_Instruction_. Give the count of lines holding the string "mies" and nothing else.

_Listing_.
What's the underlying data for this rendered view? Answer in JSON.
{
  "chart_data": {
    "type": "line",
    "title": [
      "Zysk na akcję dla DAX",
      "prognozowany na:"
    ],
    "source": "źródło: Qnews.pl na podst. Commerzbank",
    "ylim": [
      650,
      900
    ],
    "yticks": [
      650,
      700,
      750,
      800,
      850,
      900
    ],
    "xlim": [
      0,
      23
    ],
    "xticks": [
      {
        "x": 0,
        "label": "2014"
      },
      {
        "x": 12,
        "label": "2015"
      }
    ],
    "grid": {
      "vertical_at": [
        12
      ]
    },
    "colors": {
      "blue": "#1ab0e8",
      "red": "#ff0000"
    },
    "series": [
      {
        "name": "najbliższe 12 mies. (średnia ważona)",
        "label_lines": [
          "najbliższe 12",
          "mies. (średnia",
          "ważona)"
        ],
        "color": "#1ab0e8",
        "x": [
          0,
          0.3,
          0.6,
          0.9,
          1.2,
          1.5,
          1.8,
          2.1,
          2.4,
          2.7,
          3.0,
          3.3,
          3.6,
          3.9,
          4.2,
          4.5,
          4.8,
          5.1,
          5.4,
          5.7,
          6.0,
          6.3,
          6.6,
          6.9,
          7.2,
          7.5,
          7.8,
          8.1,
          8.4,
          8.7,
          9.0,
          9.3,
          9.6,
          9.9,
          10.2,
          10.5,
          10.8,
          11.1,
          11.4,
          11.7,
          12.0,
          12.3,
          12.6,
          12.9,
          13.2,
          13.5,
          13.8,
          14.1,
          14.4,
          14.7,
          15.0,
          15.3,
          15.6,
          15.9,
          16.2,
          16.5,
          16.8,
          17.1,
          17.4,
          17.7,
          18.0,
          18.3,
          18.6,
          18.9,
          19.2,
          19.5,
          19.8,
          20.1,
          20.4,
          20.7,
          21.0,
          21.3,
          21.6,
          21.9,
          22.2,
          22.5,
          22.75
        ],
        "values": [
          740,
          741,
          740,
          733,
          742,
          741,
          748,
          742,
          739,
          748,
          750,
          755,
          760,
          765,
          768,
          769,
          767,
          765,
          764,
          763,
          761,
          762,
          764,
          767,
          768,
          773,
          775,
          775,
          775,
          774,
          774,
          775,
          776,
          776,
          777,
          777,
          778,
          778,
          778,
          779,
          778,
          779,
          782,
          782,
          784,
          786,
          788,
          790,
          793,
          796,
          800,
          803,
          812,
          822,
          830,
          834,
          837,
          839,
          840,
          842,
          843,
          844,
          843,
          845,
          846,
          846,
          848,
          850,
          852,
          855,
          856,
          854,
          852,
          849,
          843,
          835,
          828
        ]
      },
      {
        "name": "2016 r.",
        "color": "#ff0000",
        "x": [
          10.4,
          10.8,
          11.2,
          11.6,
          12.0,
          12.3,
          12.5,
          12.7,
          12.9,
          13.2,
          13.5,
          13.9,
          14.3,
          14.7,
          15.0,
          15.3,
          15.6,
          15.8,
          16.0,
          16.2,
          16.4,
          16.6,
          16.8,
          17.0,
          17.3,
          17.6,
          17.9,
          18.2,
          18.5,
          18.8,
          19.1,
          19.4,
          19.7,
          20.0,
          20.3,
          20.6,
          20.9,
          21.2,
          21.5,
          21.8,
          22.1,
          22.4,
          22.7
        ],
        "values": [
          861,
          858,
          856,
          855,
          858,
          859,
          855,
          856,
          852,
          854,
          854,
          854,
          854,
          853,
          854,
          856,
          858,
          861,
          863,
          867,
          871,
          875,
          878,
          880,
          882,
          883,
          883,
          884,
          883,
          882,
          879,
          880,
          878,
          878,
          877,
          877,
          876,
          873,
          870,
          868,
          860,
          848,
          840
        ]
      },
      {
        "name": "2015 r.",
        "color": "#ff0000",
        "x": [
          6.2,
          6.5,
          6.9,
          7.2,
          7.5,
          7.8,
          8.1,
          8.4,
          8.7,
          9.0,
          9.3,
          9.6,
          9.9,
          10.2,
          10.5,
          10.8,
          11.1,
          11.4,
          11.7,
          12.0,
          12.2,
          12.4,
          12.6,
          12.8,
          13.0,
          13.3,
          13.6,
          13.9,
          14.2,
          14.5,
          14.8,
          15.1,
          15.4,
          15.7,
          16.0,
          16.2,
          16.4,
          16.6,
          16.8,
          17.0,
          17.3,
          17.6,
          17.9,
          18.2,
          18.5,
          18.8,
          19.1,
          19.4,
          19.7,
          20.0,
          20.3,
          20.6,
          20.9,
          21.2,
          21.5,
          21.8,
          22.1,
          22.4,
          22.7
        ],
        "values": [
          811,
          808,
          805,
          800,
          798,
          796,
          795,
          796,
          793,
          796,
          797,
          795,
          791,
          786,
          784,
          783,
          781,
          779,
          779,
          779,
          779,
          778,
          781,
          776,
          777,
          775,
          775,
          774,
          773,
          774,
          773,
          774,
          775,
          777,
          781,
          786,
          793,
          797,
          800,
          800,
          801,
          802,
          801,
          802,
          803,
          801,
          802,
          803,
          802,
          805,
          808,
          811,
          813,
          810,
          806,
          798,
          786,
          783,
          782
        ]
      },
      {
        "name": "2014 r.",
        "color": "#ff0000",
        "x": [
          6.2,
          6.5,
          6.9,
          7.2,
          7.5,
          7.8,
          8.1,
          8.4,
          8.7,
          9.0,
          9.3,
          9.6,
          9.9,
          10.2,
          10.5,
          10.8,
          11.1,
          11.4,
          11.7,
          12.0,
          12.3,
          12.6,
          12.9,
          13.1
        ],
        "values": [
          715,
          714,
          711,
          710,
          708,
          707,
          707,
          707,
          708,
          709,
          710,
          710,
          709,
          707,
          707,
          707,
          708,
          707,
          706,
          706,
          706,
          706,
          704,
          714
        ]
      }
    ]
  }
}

_Full solution_. 2